What the exercise asks
Leave the pictures out, and retype all of the material exactly as written.

Stored entries:
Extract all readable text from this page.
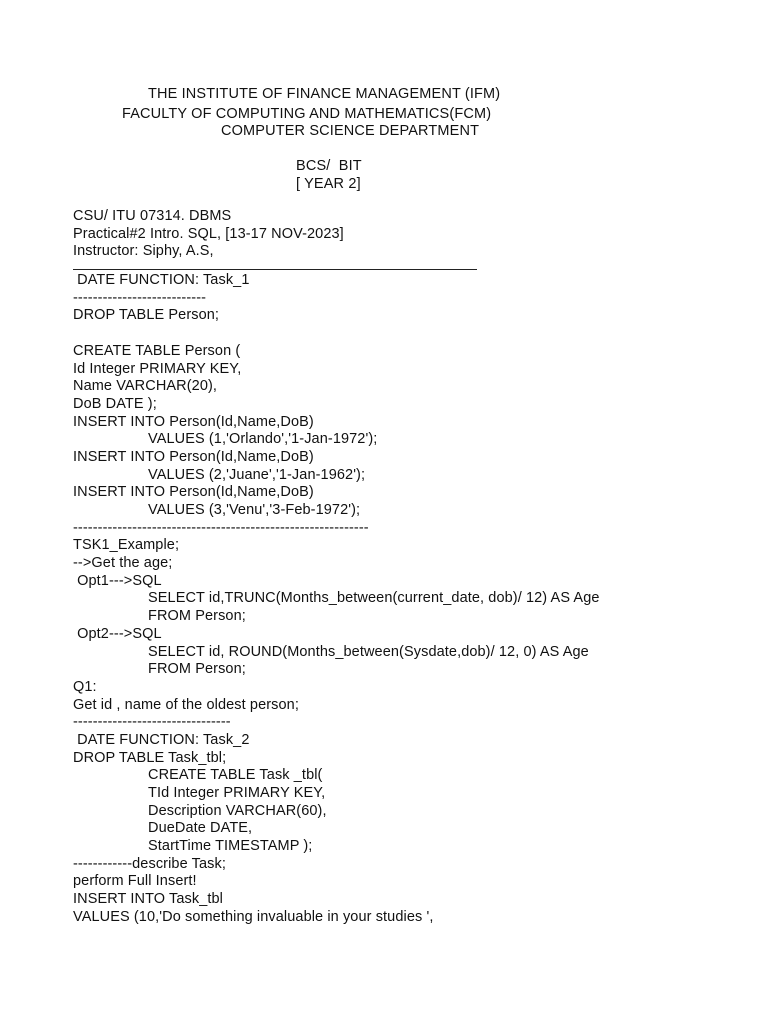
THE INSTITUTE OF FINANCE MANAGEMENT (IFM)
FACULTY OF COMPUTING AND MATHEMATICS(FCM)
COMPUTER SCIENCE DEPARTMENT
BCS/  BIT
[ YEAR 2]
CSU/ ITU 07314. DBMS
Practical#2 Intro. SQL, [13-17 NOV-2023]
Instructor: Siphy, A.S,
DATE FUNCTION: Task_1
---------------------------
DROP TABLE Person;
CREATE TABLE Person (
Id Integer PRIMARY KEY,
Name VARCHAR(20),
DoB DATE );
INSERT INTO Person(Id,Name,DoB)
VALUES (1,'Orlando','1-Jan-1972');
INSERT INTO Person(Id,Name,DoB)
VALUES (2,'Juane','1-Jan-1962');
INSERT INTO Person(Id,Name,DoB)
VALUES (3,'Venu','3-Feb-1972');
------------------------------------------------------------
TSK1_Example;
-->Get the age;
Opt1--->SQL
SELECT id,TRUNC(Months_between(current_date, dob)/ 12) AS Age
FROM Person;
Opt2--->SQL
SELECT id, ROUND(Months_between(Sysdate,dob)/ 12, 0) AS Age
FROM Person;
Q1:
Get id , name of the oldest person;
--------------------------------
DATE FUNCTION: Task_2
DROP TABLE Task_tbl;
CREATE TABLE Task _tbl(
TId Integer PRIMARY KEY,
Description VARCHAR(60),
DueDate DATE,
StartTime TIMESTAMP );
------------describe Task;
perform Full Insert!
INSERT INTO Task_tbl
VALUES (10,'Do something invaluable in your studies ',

Finished task
Extract all readable text from this page.
THE INSTITUTE OF FINANCE MANAGEMENT (IFM)
FACULTY OF COMPUTING AND MATHEMATICS(FCM)
COMPUTER SCIENCE DEPARTMENT
BCS/  BIT
[ YEAR 2]
CSU/ ITU 07314. DBMS
Practical#2 Intro. SQL, [13-17 NOV-2023]
Instructor: Siphy, A.S,
DATE FUNCTION: Task_1
---------------------------
DROP TABLE Person;
CREATE TABLE Person (
Id Integer PRIMARY KEY,
Name VARCHAR(20),
DoB DATE );
INSERT INTO Person(Id,Name,DoB)
VALUES (1,'Orlando','1-Jan-1972');
INSERT INTO Person(Id,Name,DoB)
VALUES (2,'Juane','1-Jan-1962');
INSERT INTO Person(Id,Name,DoB)
VALUES (3,'Venu','3-Feb-1972');
------------------------------------------------------------
TSK1_Example;
-->Get the age;
Opt1--->SQL
SELECT id,TRUNC(Months_between(current_date, dob)/ 12) AS Age
FROM Person;
Opt2--->SQL
SELECT id, ROUND(Months_between(Sysdate,dob)/ 12, 0) AS Age
FROM Person;
Q1:
Get id , name of the oldest person;
--------------------------------
DATE FUNCTION: Task_2
DROP TABLE Task_tbl;
CREATE TABLE Task _tbl(
TId Integer PRIMARY KEY,
Description VARCHAR(60),
DueDate DATE,
StartTime TIMESTAMP );
------------describe Task;
perform Full Insert!
INSERT INTO Task_tbl
VALUES (10,'Do something invaluable in your studies ',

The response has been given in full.